→ **The exercise**:
Locate the lines where "ylabel" occurs and copy them as they stand.

* begin Data listing *

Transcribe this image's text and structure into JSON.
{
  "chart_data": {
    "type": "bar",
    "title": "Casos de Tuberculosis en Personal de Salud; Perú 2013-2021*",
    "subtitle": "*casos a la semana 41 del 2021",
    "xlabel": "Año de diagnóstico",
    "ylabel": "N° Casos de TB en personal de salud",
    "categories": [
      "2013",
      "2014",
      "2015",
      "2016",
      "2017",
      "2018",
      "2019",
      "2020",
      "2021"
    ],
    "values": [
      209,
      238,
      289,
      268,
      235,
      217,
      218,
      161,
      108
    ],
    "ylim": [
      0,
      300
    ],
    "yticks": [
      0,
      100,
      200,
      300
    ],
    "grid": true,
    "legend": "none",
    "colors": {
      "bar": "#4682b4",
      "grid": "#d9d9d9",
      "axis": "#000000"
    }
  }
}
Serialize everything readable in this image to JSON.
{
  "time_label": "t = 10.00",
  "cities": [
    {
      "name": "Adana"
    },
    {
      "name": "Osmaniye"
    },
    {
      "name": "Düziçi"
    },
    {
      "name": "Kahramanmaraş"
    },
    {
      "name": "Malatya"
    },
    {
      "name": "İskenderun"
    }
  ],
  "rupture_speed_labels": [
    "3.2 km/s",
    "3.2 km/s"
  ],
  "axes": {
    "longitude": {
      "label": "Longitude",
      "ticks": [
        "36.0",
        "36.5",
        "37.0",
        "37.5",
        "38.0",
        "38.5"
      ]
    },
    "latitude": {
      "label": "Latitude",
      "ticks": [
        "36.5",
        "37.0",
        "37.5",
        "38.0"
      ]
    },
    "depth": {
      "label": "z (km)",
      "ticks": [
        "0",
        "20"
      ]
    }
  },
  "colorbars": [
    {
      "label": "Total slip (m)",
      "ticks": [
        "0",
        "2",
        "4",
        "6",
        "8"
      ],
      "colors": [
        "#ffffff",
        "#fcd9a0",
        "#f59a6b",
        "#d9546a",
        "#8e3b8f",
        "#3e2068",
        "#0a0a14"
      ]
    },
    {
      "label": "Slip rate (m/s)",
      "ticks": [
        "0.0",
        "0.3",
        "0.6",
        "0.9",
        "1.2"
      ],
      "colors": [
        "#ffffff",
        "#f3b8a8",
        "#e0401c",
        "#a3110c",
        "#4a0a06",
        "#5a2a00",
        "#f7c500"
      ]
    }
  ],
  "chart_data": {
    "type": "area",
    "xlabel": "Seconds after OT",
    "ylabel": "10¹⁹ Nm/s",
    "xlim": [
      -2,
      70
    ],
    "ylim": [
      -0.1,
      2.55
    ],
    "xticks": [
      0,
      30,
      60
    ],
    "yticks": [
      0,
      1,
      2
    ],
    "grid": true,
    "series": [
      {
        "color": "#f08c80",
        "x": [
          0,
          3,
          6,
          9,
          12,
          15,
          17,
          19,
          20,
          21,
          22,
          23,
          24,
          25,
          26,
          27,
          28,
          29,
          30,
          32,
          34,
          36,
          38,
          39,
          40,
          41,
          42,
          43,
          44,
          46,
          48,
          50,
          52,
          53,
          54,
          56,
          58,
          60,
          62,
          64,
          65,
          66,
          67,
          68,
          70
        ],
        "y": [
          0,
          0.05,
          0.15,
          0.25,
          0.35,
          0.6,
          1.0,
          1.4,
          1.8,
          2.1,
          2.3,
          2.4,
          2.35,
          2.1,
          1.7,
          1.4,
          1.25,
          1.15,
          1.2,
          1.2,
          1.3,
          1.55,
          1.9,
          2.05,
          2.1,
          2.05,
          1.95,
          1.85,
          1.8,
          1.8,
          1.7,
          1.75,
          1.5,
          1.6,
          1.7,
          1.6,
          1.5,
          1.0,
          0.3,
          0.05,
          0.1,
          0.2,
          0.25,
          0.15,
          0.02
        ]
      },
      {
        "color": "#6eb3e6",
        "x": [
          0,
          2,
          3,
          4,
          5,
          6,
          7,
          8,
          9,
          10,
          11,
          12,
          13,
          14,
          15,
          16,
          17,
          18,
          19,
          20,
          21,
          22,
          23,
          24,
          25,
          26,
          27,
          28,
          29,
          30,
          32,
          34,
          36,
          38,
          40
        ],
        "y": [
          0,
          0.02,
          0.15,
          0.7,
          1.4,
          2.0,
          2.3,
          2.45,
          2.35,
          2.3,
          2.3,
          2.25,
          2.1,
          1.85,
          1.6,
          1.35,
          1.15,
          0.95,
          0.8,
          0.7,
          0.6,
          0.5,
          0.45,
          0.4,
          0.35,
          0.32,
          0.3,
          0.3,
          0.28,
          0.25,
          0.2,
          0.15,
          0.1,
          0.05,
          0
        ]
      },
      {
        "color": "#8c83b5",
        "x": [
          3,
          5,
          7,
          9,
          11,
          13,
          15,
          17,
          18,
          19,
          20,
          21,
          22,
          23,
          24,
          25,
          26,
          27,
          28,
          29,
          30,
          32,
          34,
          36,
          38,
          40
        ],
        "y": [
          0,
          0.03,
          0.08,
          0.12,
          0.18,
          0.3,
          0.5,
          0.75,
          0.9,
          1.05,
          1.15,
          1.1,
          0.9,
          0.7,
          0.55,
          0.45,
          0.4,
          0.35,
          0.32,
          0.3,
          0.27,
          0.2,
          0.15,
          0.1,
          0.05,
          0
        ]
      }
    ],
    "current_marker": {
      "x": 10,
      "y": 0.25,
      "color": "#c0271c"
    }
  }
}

* end Data listing *

→ **Response for this exercise**:
    "ylabel": "N° Casos de TB en personal de salud",
    "ylabel": "10¹⁹ Nm/s",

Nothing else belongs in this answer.